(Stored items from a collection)

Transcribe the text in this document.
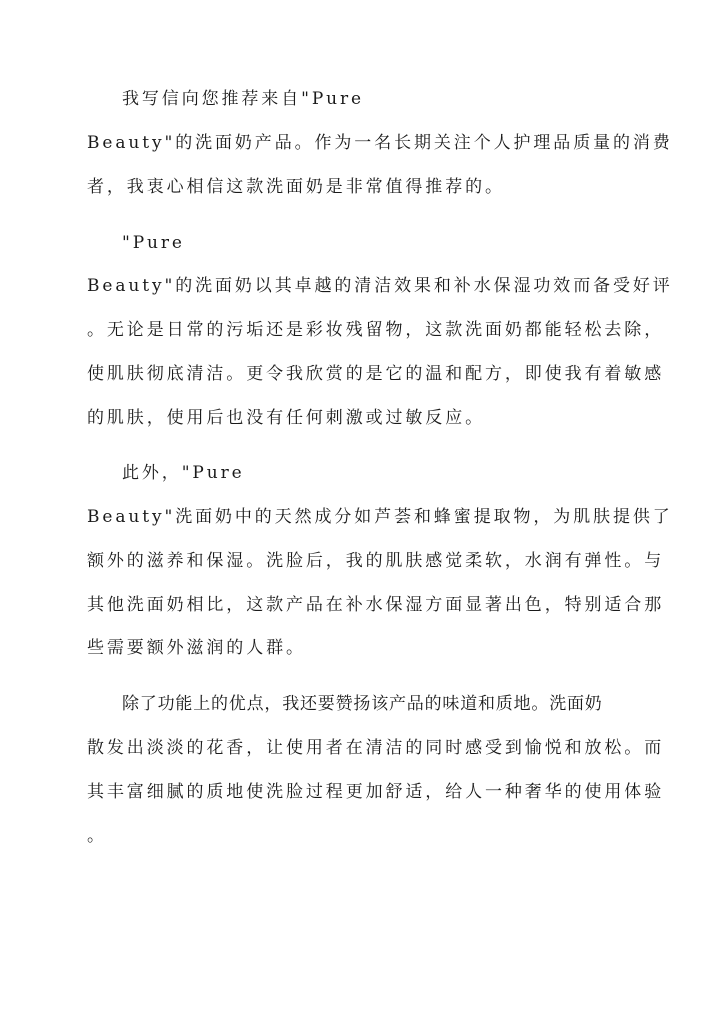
我写信向您推荐来自"Pure
Beauty"的洗面奶产品。作为一名长期关注个人护理品质量的消费
者，我衷心相信这款洗面奶是非常值得推荐的。
"Pure
Beauty"的洗面奶以其卓越的清洁效果和补水保湿功效而备受好评
。无论是日常的污垢还是彩妆残留物，这款洗面奶都能轻松去除，
使肌肤彻底清洁。更令我欣赏的是它的温和配方，即使我有着敏感
的肌肤，使用后也没有任何刺激或过敏反应。
此外，"Pure
Beauty"洗面奶中的天然成分如芦荟和蜂蜜提取物，为肌肤提供了
额外的滋养和保湿。洗脸后，我的肌肤感觉柔软，水润有弹性。与
其他洗面奶相比，这款产品在补水保湿方面显著出色，特别适合那
些需要额外滋润的人群。
除了功能上的优点，我还要赞扬该产品的味道和质地。洗面奶
散发出淡淡的花香，让使用者在清洁的同时感受到愉悦和放松。而
其丰富细腻的质地使洗脸过程更加舒适，给人一种奢华的使用体验
。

- GIVEN INSTRUCTION -
Pick out all lines containing the string "Beauty".

- TASK OUTPUT -
Beauty"的洗面奶产品。作为一名长期关注个人护理品质量的消费
Beauty"的洗面奶以其卓越的清洁效果和补水保湿功效而备受好评
Beauty"洗面奶中的天然成分如芦荟和蜂蜜提取物，为肌肤提供了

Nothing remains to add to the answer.